YOUR TASK: Substitute "box" for "xyxy" in the lines of the material from the line with "data-point xyxy=(148,406,159,416)" to the line with "data-point xyxy=(358,183,368,194)", and return only those lines, otherwise unchanged.

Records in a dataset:
* start *

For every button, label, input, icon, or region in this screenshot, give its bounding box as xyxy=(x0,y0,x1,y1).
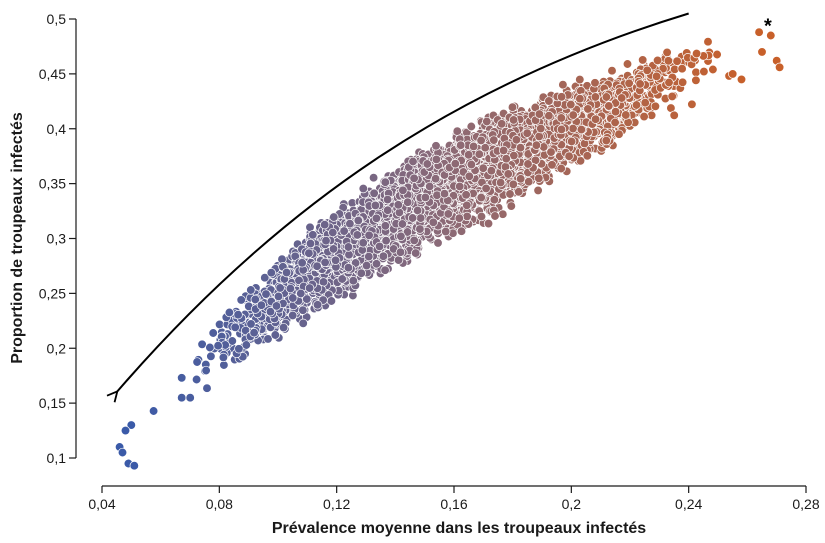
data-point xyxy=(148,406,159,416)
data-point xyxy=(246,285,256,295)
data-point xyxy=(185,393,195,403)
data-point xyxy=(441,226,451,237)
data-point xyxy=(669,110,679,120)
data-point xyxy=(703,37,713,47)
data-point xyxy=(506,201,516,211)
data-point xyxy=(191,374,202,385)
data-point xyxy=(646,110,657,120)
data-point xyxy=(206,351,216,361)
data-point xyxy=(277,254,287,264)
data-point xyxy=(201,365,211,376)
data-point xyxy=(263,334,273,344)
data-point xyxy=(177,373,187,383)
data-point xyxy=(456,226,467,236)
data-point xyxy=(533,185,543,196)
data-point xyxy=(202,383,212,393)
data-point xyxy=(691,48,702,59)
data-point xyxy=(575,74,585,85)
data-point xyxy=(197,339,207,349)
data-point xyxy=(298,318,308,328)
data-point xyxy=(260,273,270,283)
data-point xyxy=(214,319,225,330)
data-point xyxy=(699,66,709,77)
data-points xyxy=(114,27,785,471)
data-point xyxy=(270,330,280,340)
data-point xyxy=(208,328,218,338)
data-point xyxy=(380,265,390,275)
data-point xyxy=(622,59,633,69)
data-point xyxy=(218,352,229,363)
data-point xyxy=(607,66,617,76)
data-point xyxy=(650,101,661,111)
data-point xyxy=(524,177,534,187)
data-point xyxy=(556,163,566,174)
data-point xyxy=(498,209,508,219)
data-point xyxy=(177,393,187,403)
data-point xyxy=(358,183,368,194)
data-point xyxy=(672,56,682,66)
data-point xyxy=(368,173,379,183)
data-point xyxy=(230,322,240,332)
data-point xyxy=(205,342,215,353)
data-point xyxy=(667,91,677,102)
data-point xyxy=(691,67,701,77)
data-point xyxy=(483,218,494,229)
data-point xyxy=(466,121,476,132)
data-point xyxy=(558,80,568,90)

* end *
* start *

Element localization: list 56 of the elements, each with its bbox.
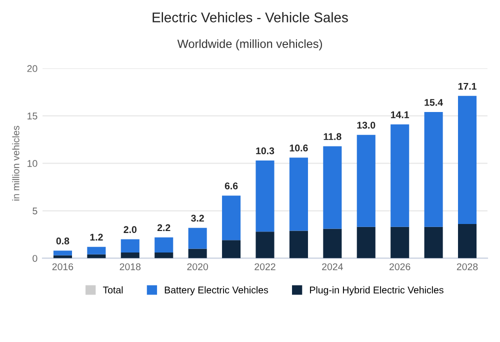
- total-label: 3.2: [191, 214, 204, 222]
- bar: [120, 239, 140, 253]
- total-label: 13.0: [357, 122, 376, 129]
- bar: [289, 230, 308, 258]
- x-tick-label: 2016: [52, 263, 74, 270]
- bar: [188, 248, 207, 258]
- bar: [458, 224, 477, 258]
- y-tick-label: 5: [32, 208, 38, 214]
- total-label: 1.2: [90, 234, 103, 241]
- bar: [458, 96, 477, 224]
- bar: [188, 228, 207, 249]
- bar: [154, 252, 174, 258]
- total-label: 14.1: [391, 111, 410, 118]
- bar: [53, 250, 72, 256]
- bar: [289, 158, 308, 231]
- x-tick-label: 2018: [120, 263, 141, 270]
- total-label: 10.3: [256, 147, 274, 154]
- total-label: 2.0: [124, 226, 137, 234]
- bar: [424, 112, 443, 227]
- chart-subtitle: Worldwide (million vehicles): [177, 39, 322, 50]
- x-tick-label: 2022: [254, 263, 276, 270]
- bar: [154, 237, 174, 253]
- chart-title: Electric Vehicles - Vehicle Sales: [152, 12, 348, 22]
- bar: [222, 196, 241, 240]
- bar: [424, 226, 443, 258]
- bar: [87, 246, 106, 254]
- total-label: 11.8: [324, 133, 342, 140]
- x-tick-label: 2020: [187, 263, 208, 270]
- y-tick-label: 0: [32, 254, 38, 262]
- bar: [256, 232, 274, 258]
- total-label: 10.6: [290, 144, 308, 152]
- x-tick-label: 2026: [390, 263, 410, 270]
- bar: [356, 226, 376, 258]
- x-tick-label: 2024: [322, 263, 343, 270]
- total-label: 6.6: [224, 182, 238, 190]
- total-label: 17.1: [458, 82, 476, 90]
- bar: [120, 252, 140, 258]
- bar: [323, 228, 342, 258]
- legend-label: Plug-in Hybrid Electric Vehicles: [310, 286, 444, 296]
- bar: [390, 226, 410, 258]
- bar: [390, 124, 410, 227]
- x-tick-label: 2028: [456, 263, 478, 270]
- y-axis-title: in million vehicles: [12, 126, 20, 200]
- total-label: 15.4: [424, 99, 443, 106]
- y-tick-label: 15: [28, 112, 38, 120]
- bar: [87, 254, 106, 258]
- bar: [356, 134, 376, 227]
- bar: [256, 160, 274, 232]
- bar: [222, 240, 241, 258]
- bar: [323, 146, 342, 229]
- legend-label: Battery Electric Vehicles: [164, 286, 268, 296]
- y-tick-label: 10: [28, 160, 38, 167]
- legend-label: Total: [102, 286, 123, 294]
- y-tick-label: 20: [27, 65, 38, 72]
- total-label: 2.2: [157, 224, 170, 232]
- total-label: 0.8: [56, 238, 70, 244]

* end *

EXERCISE ANSWER:
data-point box=(148,406,159,416)
data-point box=(246,285,256,295)
data-point box=(185,393,195,403)
data-point box=(441,226,451,237)
data-point box=(669,110,679,120)
data-point box=(703,37,713,47)
data-point box=(506,201,516,211)
data-point box=(191,374,202,385)
data-point box=(646,110,657,120)
data-point box=(206,351,216,361)
data-point box=(277,254,287,264)
data-point box=(201,365,211,376)
data-point box=(263,334,273,344)
data-point box=(177,373,187,383)
data-point box=(456,226,467,236)
data-point box=(533,185,543,196)
data-point box=(202,383,212,393)
data-point box=(691,48,702,59)
data-point box=(575,74,585,85)
data-point box=(197,339,207,349)
data-point box=(298,318,308,328)
data-point box=(260,273,270,283)
data-point box=(214,319,225,330)
data-point box=(699,66,709,77)
data-points box=(114,27,785,471)
data-point box=(270,330,280,340)
data-point box=(208,328,218,338)
data-point box=(380,265,390,275)
data-point box=(622,59,633,69)
data-point box=(218,352,229,363)
data-point box=(607,66,617,76)
data-point box=(650,101,661,111)
data-point box=(524,177,534,187)
data-point box=(556,163,566,174)
data-point box=(498,209,508,219)
data-point box=(177,393,187,403)
data-point box=(358,183,368,194)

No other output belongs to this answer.